**EXERCISE:** What follows is a set of entries. Repeat them exactly, but not their pictures.

**DATA LISTING:**
□ □ □ □

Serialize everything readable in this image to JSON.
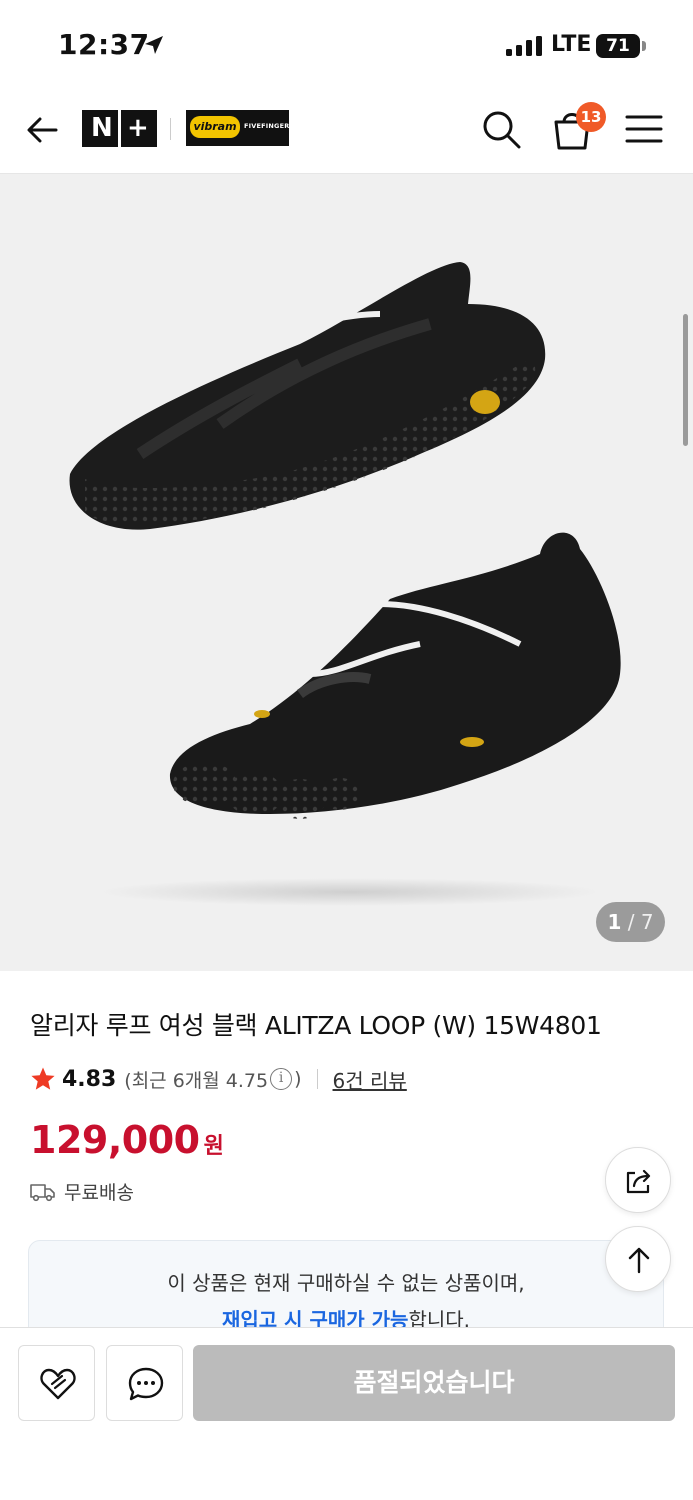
{
  "status_bar": {
    "time": "12:37",
    "network": "LTE",
    "battery": "71"
  },
  "header": {
    "store_logo": "N+",
    "brand_logo_badge": "vibram",
    "brand_logo_text": "FIVEFINGERS",
    "cart_count": "13"
  },
  "gallery": {
    "current": "1",
    "separator": "/",
    "total": "7",
    "image_alt": "Vibram Alitza Loop black barefoot shoes"
  },
  "product": {
    "title": "알리자 루프 여성 블랙 ALITZA LOOP (W) 15W4801",
    "rating": "4.83",
    "recent_rating_prefix": "(최근 6개월 4.75",
    "recent_rating_suffix": ")",
    "info_icon": "i",
    "review_link": "6건 리뷰",
    "price": "129,000",
    "currency": "원",
    "shipping": "무료배송"
  },
  "notice": {
    "line1": "이 상품은 현재 구매하실 수 없는 상품이며,",
    "line2_highlight": "재입고 시 구매가 가능",
    "line2_rest": "합니다."
  },
  "bottom_bar": {
    "soldout_label": "품절되었습니다"
  },
  "colors": {
    "price": "#c8102e",
    "badge": "#f05a28",
    "highlight": "#1a66e0",
    "star": "#ee3a24"
  }
}
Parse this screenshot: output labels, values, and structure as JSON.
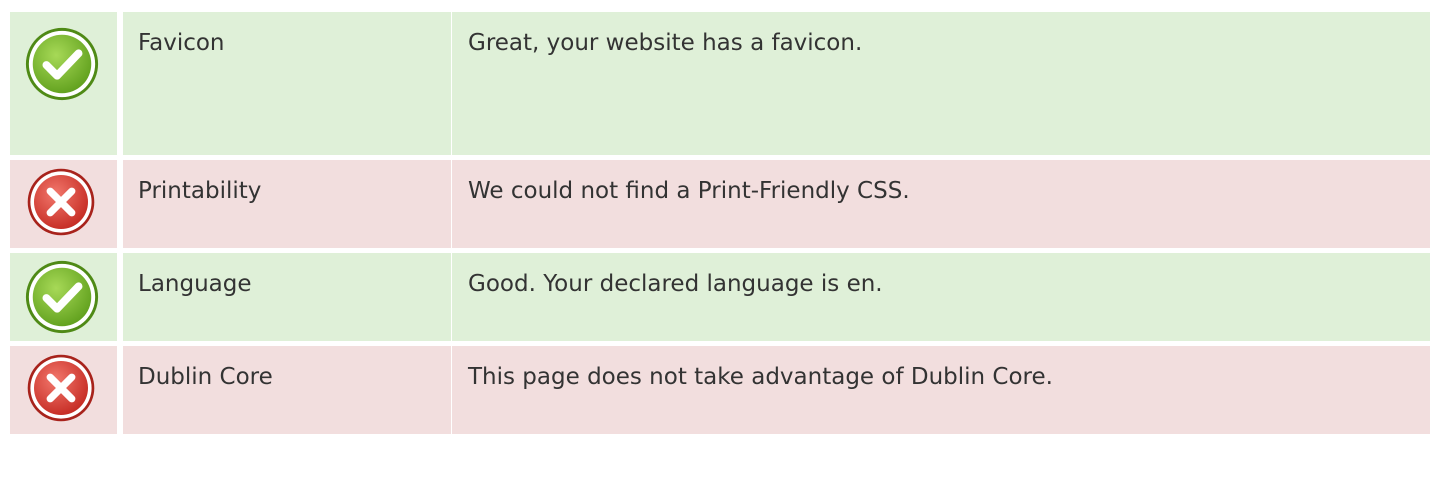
{
  "checks": [
    {
      "status": "pass",
      "icon": "check-icon",
      "label": "Favicon",
      "message": "Great, your website has a favicon."
    },
    {
      "status": "fail",
      "icon": "cross-icon",
      "label": "Printability",
      "message": "We could not find a Print-Friendly CSS."
    },
    {
      "status": "pass",
      "icon": "check-icon",
      "label": "Language",
      "message": "Good. Your declared language is en."
    },
    {
      "status": "fail",
      "icon": "cross-icon",
      "label": "Dublin Core",
      "message": "This page does not take advantage of Dublin Core."
    }
  ],
  "colors": {
    "pass_background": "#dff0d8",
    "fail_background": "#f2dede",
    "pass_icon": "#7cbd2a",
    "fail_icon": "#d93a32",
    "text": "#333333"
  }
}
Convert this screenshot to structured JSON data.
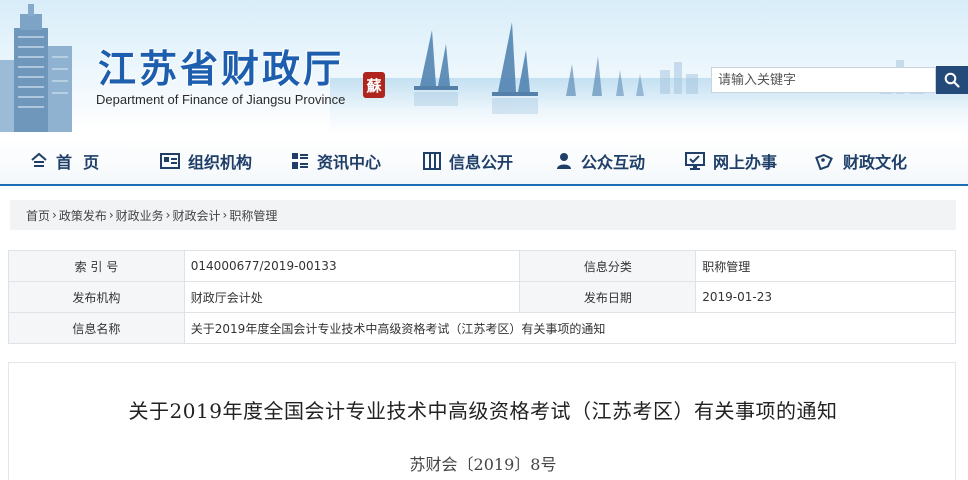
{
  "header": {
    "logo_title": "江苏省财政厅",
    "logo_subtitle": "Department of Finance of Jiangsu Province",
    "seal_char": "蘇",
    "search": {
      "placeholder": "请输入关键字",
      "icon": "search-icon"
    },
    "colors": {
      "title": "#1d5fae",
      "search_button": "#234a78",
      "seal": "#b0241e"
    }
  },
  "nav": {
    "items": [
      {
        "label": "首  页",
        "icon": "home-icon"
      },
      {
        "label": "组织机构",
        "icon": "org-card-icon"
      },
      {
        "label": "资讯中心",
        "icon": "news-icon"
      },
      {
        "label": "信息公开",
        "icon": "columns-icon"
      },
      {
        "label": "公众互动",
        "icon": "user-icon"
      },
      {
        "label": "网上办事",
        "icon": "monitor-check-icon"
      },
      {
        "label": "财政文化",
        "icon": "culture-icon"
      }
    ],
    "accent": "#1d6fb5"
  },
  "breadcrumb": {
    "items": [
      "首页",
      "政策发布",
      "财政业务",
      "财政会计",
      "职称管理"
    ],
    "separator": "›"
  },
  "info_table": {
    "rows": [
      [
        {
          "label": "索 引 号",
          "value": "014000677/2019-00133"
        },
        {
          "label": "信息分类",
          "value": "职称管理"
        }
      ],
      [
        {
          "label": "发布机构",
          "value": "财政厅会计处"
        },
        {
          "label": "发布日期",
          "value": "2019-01-23"
        }
      ],
      [
        {
          "label": "信息名称",
          "value": "关于2019年度全国会计专业技术中高级资格考试（江苏考区）有关事项的通知"
        }
      ]
    ]
  },
  "article": {
    "title": "关于2019年度全国会计专业技术中高级资格考试（江苏考区）有关事项的通知",
    "doc_number": "苏财会〔2019〕8号"
  }
}
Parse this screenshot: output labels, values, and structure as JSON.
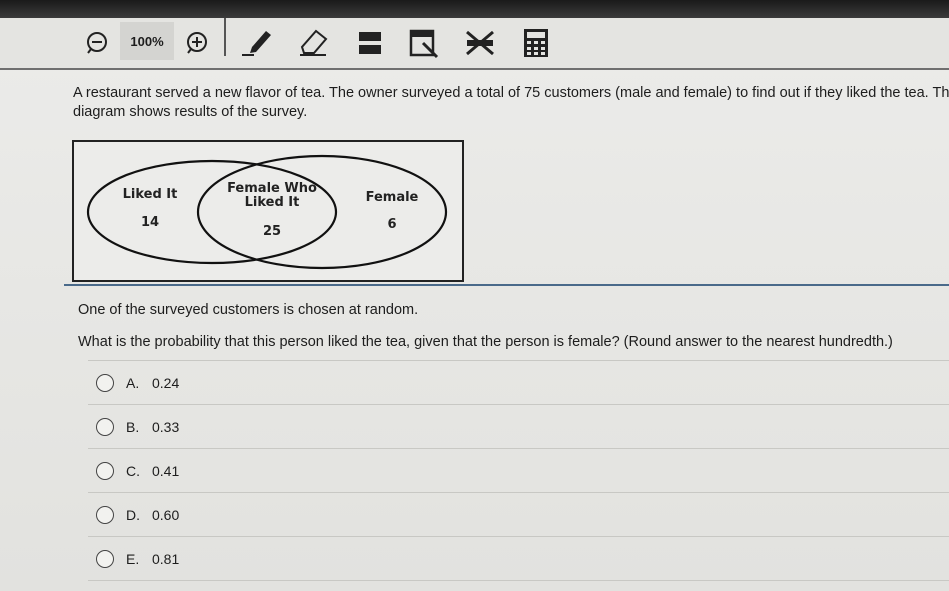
{
  "toolbar": {
    "zoom_label": "100%"
  },
  "problem": {
    "intro_line1": "A restaurant served a new flavor of tea. The owner surveyed a total of 75 customers (male and female) to find out if they liked the tea. Th",
    "intro_line2": "diagram shows results of the survey.",
    "prompt": "One of the surveyed customers is chosen at random.",
    "question": "What is the probability that this person liked the tea, given that the person is female? (Round answer to the nearest hundredth.)"
  },
  "venn": {
    "left_label": "Liked It",
    "left_value": "14",
    "center_label_line1": "Female Who",
    "center_label_line2": "Liked It",
    "center_value": "25",
    "right_label": "Female",
    "right_value": "6"
  },
  "options": [
    {
      "letter": "A.",
      "value": "0.24"
    },
    {
      "letter": "B.",
      "value": "0.33"
    },
    {
      "letter": "C.",
      "value": "0.41"
    },
    {
      "letter": "D.",
      "value": "0.60"
    },
    {
      "letter": "E.",
      "value": "0.81"
    }
  ],
  "icons": [
    "zoom-out-icon",
    "zoom-in-icon",
    "pen-icon",
    "eraser-icon",
    "highlighter-icon",
    "notepad-icon",
    "cross-out-icon",
    "calculator-icon"
  ]
}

□ □ □ □

**ANSWER TO THE PROBLEM:**
Serialize everything readable in this image to JSON.
{
  "status_bar": {
    "time": "12:37",
    "network": "LTE",
    "battery": "71"
  },
  "header": {
    "store_logo": "N+",
    "brand_logo_badge": "vibram",
    "brand_logo_text": "FIVEFINGERS",
    "cart_count": "13"
  },
  "gallery": {
    "current": "1",
    "separator": "/",
    "total": "7",
    "image_alt": "Vibram Alitza Loop black barefoot shoes"
  },
  "product": {
    "title": "알리자 루프 여성 블랙 ALITZA LOOP (W) 15W4801",
    "rating": "4.83",
    "recent_rating_prefix": "(최근 6개월 4.75",
    "recent_rating_suffix": ")",
    "info_icon": "i",
    "review_link": "6건 리뷰",
    "price": "129,000",
    "currency": "원",
    "shipping": "무료배송"
  },
  "notice": {
    "line1": "이 상품은 현재 구매하실 수 없는 상품이며,",
    "line2_highlight": "재입고 시 구매가 가능",
    "line2_rest": "합니다."
  },
  "bottom_bar": {
    "soldout_label": "품절되었습니다"
  },
  "colors": {
    "price": "#c8102e",
    "badge": "#f05a28",
    "highlight": "#1a66e0",
    "star": "#ee3a24"
  }
}
Parse this screenshot: output labels, values, and structure as JSON.
{
  "checks": [
    {
      "status": "pass",
      "icon": "check-icon",
      "label": "Favicon",
      "message": "Great, your website has a favicon."
    },
    {
      "status": "fail",
      "icon": "cross-icon",
      "label": "Printability",
      "message": "We could not find a Print-Friendly CSS."
    },
    {
      "status": "pass",
      "icon": "check-icon",
      "label": "Language",
      "message": "Good. Your declared language is en."
    },
    {
      "status": "fail",
      "icon": "cross-icon",
      "label": "Dublin Core",
      "message": "This page does not take advantage of Dublin Core."
    }
  ],
  "colors": {
    "pass_background": "#dff0d8",
    "fail_background": "#f2dede",
    "pass_icon": "#7cbd2a",
    "fail_icon": "#d93a32",
    "text": "#333333"
  }
}
Convert this screenshot to structured JSON data.
{
  "header": {
    "logo_title": "江苏省财政厅",
    "logo_subtitle": "Department of Finance of Jiangsu Province",
    "seal_char": "蘇",
    "search": {
      "placeholder": "请输入关键字",
      "icon": "search-icon"
    },
    "colors": {
      "title": "#1d5fae",
      "search_button": "#234a78",
      "seal": "#b0241e"
    }
  },
  "nav": {
    "items": [
      {
        "label": "首  页",
        "icon": "home-icon"
      },
      {
        "label": "组织机构",
        "icon": "org-card-icon"
      },
      {
        "label": "资讯中心",
        "icon": "news-icon"
      },
      {
        "label": "信息公开",
        "icon": "columns-icon"
      },
      {
        "label": "公众互动",
        "icon": "user-icon"
      },
      {
        "label": "网上办事",
        "icon": "monitor-check-icon"
      },
      {
        "label": "财政文化",
        "icon": "culture-icon"
      }
    ],
    "accent": "#1d6fb5"
  },
  "breadcrumb": {
    "items": [
      "首页",
      "政策发布",
      "财政业务",
      "财政会计",
      "职称管理"
    ],
    "separator": "›"
  },
  "info_table": {
    "rows": [
      [
        {
          "label": "索 引 号",
          "value": "014000677/2019-00133"
        },
        {
          "label": "信息分类",
          "value": "职称管理"
        }
      ],
      [
        {
          "label": "发布机构",
          "value": "财政厅会计处"
        },
        {
          "label": "发布日期",
          "value": "2019-01-23"
        }
      ],
      [
        {
          "label": "信息名称",
          "value": "关于2019年度全国会计专业技术中高级资格考试（江苏考区）有关事项的通知"
        }
      ]
    ]
  },
  "article": {
    "title": "关于2019年度全国会计专业技术中高级资格考试（江苏考区）有关事项的通知",
    "doc_number": "苏财会〔2019〕8号"
  }
}
Parse this screenshot: output labels, values, and structure as JSON.
{
  "toolbar": {
    "zoom_label": "100%"
  },
  "problem": {
    "intro_line1": "A restaurant served a new flavor of tea. The owner surveyed a total of 75 customers (male and female) to find out if they liked the tea. Th",
    "intro_line2": "diagram shows results of the survey.",
    "prompt": "One of the surveyed customers is chosen at random.",
    "question": "What is the probability that this person liked the tea, given that the person is female? (Round answer to the nearest hundredth.)"
  },
  "venn": {
    "left_label": "Liked It",
    "left_value": "14",
    "center_label_line1": "Female Who",
    "center_label_line2": "Liked It",
    "center_value": "25",
    "right_label": "Female",
    "right_value": "6"
  },
  "options": [
    {
      "letter": "A.",
      "value": "0.24"
    },
    {
      "letter": "B.",
      "value": "0.33"
    },
    {
      "letter": "C.",
      "value": "0.41"
    },
    {
      "letter": "D.",
      "value": "0.60"
    },
    {
      "letter": "E.",
      "value": "0.81"
    }
  ],
  "icons": [
    "zoom-out-icon",
    "zoom-in-icon",
    "pen-icon",
    "eraser-icon",
    "highlighter-icon",
    "notepad-icon",
    "cross-out-icon",
    "calculator-icon"
  ]
}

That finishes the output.